Copy all lines of the listing that include the string "JSON".

# Start of DATA SECTION

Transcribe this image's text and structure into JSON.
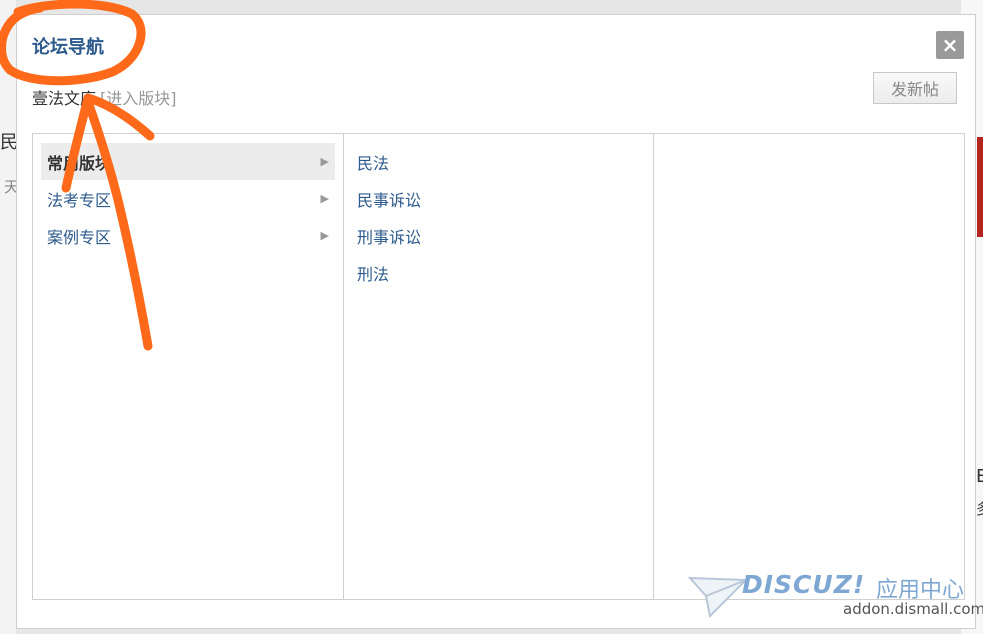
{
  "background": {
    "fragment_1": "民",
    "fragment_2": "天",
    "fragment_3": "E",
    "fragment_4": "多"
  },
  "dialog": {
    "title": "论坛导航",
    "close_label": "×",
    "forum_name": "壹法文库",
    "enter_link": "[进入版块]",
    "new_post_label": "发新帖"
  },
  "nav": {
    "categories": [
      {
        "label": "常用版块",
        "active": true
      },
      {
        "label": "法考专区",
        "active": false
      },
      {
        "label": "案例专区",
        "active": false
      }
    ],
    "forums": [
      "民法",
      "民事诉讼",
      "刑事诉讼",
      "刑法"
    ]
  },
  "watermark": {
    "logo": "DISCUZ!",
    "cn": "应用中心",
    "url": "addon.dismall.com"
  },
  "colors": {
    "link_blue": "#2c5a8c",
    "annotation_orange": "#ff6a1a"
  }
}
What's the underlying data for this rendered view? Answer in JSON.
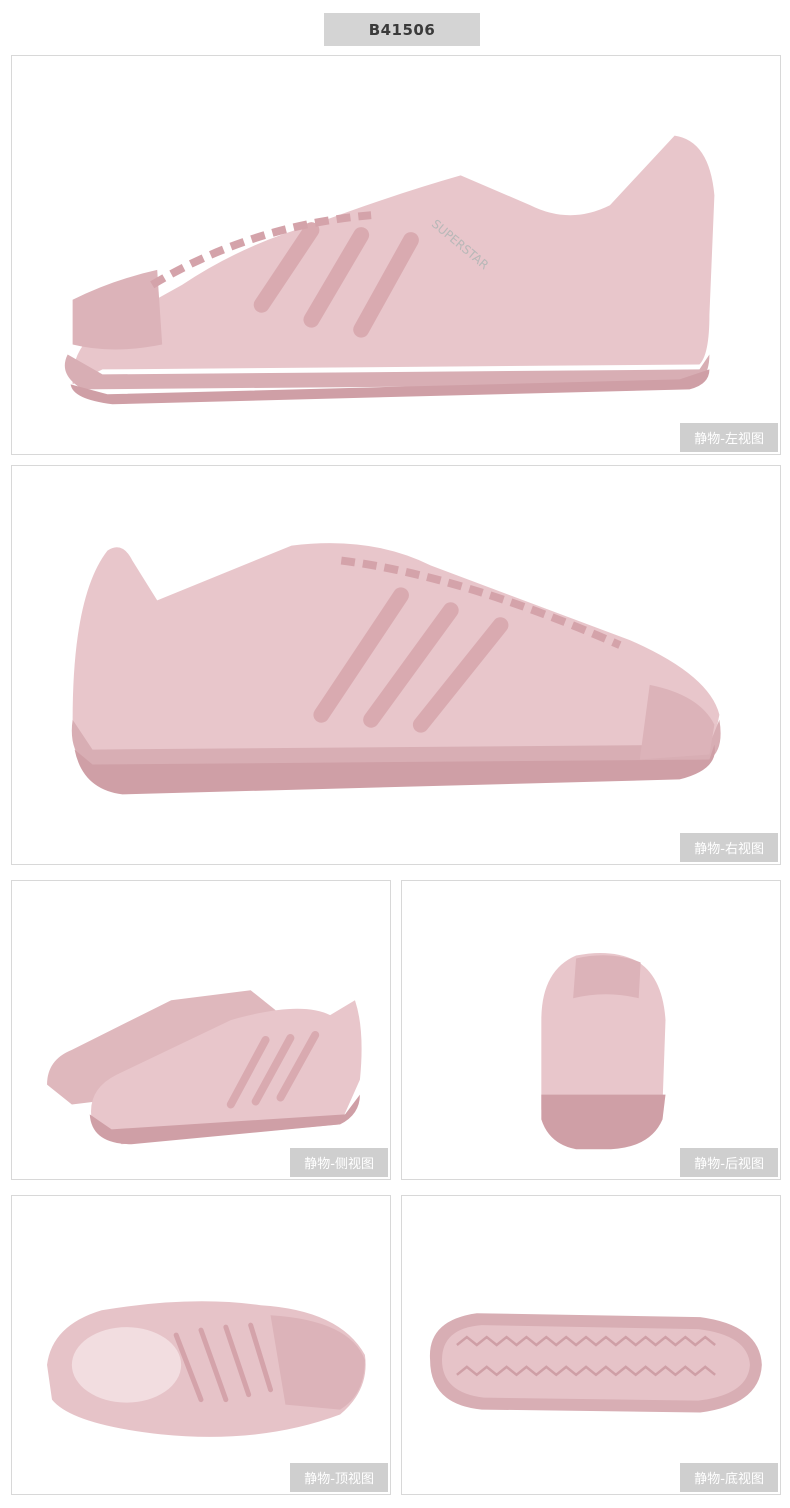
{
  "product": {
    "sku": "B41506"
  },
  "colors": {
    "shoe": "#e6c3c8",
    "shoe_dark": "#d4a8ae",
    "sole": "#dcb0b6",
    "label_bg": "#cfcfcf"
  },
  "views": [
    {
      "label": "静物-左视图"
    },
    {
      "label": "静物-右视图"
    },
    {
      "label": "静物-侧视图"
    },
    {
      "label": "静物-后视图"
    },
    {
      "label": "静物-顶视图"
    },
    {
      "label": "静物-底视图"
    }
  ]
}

# End of DATA SECTION

REPLY TO THE TASK
Transcribe this image's text and structure into JSON.
What's the underlying data for this rendered view? Answer in JSON.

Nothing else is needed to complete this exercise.